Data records
● ● ● ● ● ● ●
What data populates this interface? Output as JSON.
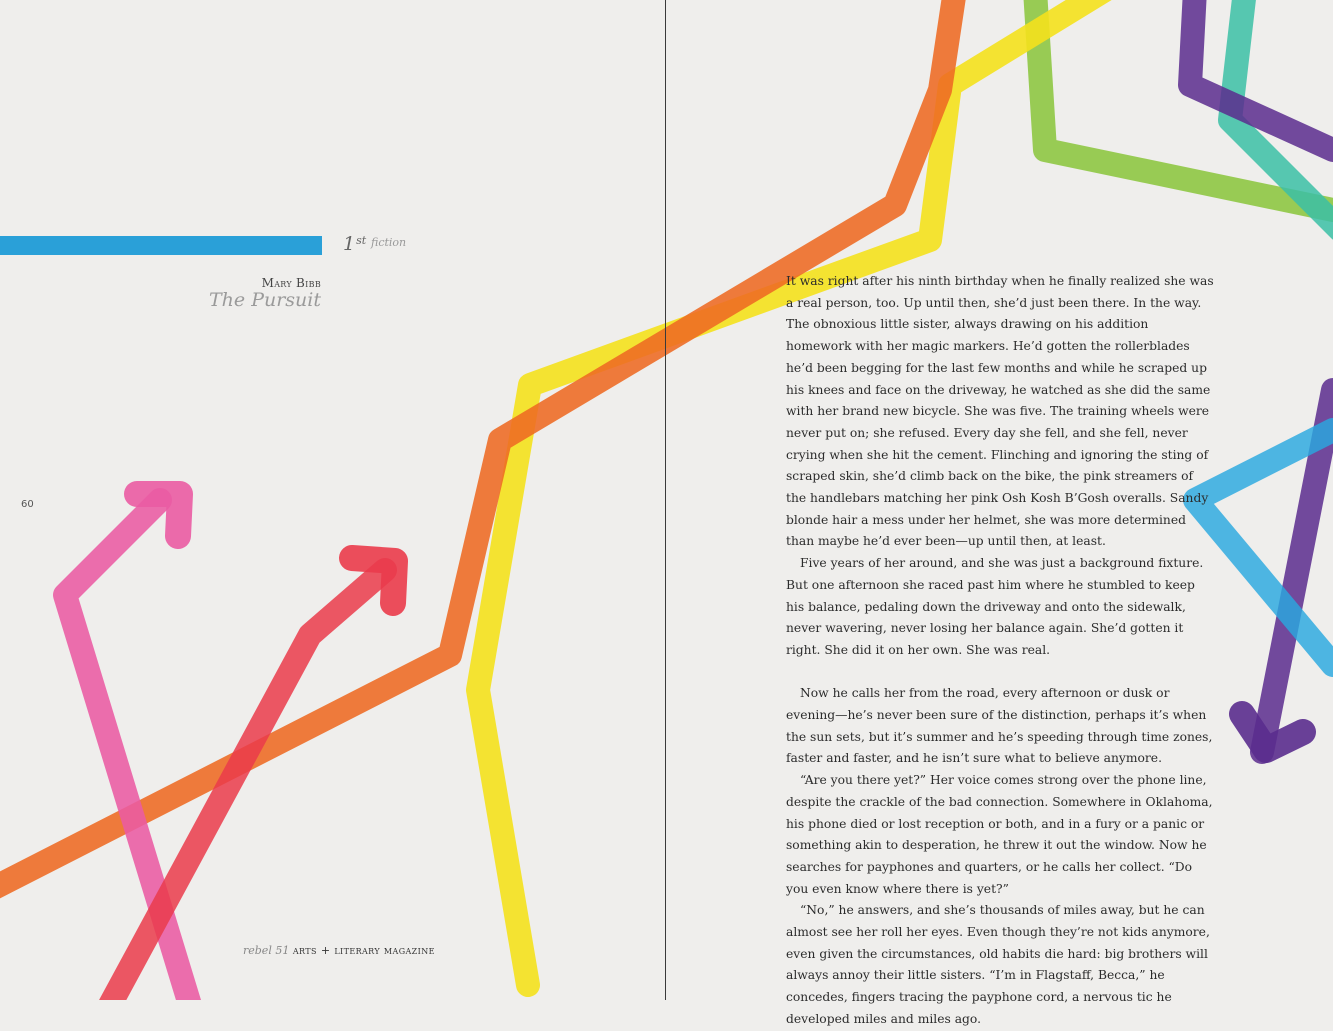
{
  "left_page": {
    "place": "1",
    "place_suffix": "st",
    "category": "fiction",
    "author": "Mary Bibb",
    "title": "The Pursuit",
    "page_number": "60",
    "footer": {
      "magazine_italic": "rebel 51",
      "magazine_caps": "arts + literary magazine"
    }
  },
  "right_page": {
    "paragraphs": [
      "It was right after his ninth birthday when he finally realized she was a real person, too. Up until then, she’d just been there. In the way. The obnoxious little sister, always drawing on his addition homework with her magic markers. He’d gotten the rollerblades he’d been begging for the last few months and while he scraped up his knees and face on the driveway, he watched as she did the same with her brand new bicycle. She was five. The training wheels were never put on; she refused. Every day she fell, and she fell, never crying when she hit the cement. Flinching and ignoring the sting of scraped skin, she’d climb back on the bike, the pink streamers of the handlebars matching her pink Osh Kosh B’Gosh overalls. Sandy blonde hair a mess under her helmet, she was more determined than maybe he’d ever been—up until then, at least.",
      "Five years of her around, and she was just a background fixture. But one afternoon she raced past him where he stumbled to keep his balance, pedaling down the driveway and onto the sidewalk, never wavering, never losing her balance again. She’d gotten it right. She did it on her own. She was real.",
      "Now he calls her from the road, every afternoon or dusk or evening—he’s never been sure of the distinction, perhaps it’s when the sun sets, but it’s summer and he’s speeding through time zones, faster and faster, and he isn’t sure what to believe anymore.",
      "“Are you there yet?” Her voice comes strong over the phone line, despite the crackle of the bad connection. Somewhere in Oklahoma, his phone died or lost reception or both, and in a fury or a panic or something akin to desperation, he threw it out the window. Now he searches for payphones and quarters, or he calls her collect. “Do you even know where there is yet?”",
      "“No,” he answers, and she’s thousands of miles away, but he can almost see her roll her eyes. Even though they’re not kids anymore, even given the circumstances, old habits die hard: big brothers will always annoy their little sisters. “I’m in Flagstaff, Becca,” he concedes, fingers tracing the payphone cord, a nervous tic he developed miles and miles ago."
    ]
  },
  "colors": {
    "blue": "#2aa0d8",
    "orange": "#ee6a22",
    "yellow": "#f4e11d",
    "pink": "#ea5ba3",
    "red": "#ea3b4b",
    "green": "#8cc63f",
    "teal": "#3bbfa6",
    "purple": "#5a2c8e",
    "sky": "#29a8df"
  },
  "icons": [
    "arrow-up-right-icon",
    "arrow-down-icon"
  ]
}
● ● ● ● ● ● ●
» What is asked:
Leave images out of the retyped records; keep all else exact.

» Task answer:
What data populates this interface? Output as JSON.
{
  "left_page": {
    "place": "1",
    "place_suffix": "st",
    "category": "fiction",
    "author": "Mary Bibb",
    "title": "The Pursuit",
    "page_number": "60",
    "footer": {
      "magazine_italic": "rebel 51",
      "magazine_caps": "arts + literary magazine"
    }
  },
  "right_page": {
    "paragraphs": [
      "It was right after his ninth birthday when he finally realized she was a real person, too. Up until then, she’d just been there. In the way. The obnoxious little sister, always drawing on his addition homework with her magic markers. He’d gotten the rollerblades he’d been begging for the last few months and while he scraped up his knees and face on the driveway, he watched as she did the same with her brand new bicycle. She was five. The training wheels were never put on; she refused. Every day she fell, and she fell, never crying when she hit the cement. Flinching and ignoring the sting of scraped skin, she’d climb back on the bike, the pink streamers of the handlebars matching her pink Osh Kosh B’Gosh overalls. Sandy blonde hair a mess under her helmet, she was more determined than maybe he’d ever been—up until then, at least.",
      "Five years of her around, and she was just a background fixture. But one afternoon she raced past him where he stumbled to keep his balance, pedaling down the driveway and onto the sidewalk, never wavering, never losing her balance again. She’d gotten it right. She did it on her own. She was real.",
      "Now he calls her from the road, every afternoon or dusk or evening—he’s never been sure of the distinction, perhaps it’s when the sun sets, but it’s summer and he’s speeding through time zones, faster and faster, and he isn’t sure what to believe anymore.",
      "“Are you there yet?” Her voice comes strong over the phone line, despite the crackle of the bad connection. Somewhere in Oklahoma, his phone died or lost reception or both, and in a fury or a panic or something akin to desperation, he threw it out the window. Now he searches for payphones and quarters, or he calls her collect. “Do you even know where there is yet?”",
      "“No,” he answers, and she’s thousands of miles away, but he can almost see her roll her eyes. Even though they’re not kids anymore, even given the circumstances, old habits die hard: big brothers will always annoy their little sisters. “I’m in Flagstaff, Becca,” he concedes, fingers tracing the payphone cord, a nervous tic he developed miles and miles ago."
    ]
  },
  "colors": {
    "blue": "#2aa0d8",
    "orange": "#ee6a22",
    "yellow": "#f4e11d",
    "pink": "#ea5ba3",
    "red": "#ea3b4b",
    "green": "#8cc63f",
    "teal": "#3bbfa6",
    "purple": "#5a2c8e",
    "sky": "#29a8df"
  },
  "icons": [
    "arrow-up-right-icon",
    "arrow-down-icon"
  ]
}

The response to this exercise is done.